■ Aim of the task
Provide the records once more, identical to the original.

···

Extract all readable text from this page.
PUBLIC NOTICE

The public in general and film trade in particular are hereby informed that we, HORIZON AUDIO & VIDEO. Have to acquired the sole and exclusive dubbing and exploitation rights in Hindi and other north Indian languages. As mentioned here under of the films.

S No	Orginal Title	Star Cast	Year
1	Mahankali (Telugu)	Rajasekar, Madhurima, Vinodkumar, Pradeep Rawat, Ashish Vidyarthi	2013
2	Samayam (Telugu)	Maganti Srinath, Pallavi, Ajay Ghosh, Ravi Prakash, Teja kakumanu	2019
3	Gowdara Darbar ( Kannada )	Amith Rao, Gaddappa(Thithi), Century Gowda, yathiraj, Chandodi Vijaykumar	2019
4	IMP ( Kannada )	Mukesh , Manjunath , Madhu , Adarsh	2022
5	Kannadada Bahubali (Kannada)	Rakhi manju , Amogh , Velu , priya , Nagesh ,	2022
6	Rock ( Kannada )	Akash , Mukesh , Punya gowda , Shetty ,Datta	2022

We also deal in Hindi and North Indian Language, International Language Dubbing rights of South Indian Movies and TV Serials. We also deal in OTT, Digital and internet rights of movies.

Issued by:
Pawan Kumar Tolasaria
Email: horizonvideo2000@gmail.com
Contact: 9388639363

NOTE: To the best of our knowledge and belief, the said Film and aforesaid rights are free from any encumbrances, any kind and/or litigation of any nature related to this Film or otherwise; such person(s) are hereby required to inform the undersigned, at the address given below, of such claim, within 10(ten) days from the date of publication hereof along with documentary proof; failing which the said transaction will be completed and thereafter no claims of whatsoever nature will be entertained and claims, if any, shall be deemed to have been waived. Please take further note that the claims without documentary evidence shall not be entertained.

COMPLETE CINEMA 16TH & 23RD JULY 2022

···

■ Response to the task
Extract all readable text from this page.
PUBLIC NOTICE

The public in general and film trade in particular are hereby informed that we, HORIZON AUDIO & VIDEO. Have to acquired the sole and exclusive dubbing and exploitation rights in Hindi and other north Indian languages. As mentioned here under of the films.

S No	Orginal Title	Star Cast	Year
1	Mahankali (Telugu)	Rajasekar, Madhurima, Vinodkumar, Pradeep Rawat, Ashish Vidyarthi	2013
2	Samayam (Telugu)	Maganti Srinath, Pallavi, Ajay Ghosh, Ravi Prakash, Teja kakumanu	2019
3	Gowdara Darbar ( Kannada )	Amith Rao, Gaddappa(Thithi), Century Gowda, yathiraj, Chandodi Vijaykumar	2019
4	IMP ( Kannada )	Mukesh , Manjunath , Madhu , Adarsh	2022
5	Kannadada Bahubali (Kannada)	Rakhi manju , Amogh , Velu , priya , Nagesh ,	2022
6	Rock ( Kannada )	Akash , Mukesh , Punya gowda , Shetty ,Datta	2022

We also deal in Hindi and North Indian Language, International Language Dubbing rights of South Indian Movies and TV Serials. We also deal in OTT, Digital and internet rights of movies.

Issued by:
Pawan Kumar Tolasaria
Email: horizonvideo2000@gmail.com
Contact: 9388639363

NOTE: To the best of our knowledge and belief, the said Film and aforesaid rights are free from any encumbrances, any kind and/or litigation of any nature related to this Film or otherwise; such person(s) are hereby required to inform the undersigned, at the address given below, of such claim, within 10(ten) days from the date of publication hereof along with documentary proof; failing which the said transaction will be completed and thereafter no claims of whatsoever nature will be entertained and claims, if any, shall be deemed to have been waived. Please take further note that the claims without documentary evidence shall not be entertained.

COMPLETE CINEMA 16TH & 23RD JULY 2022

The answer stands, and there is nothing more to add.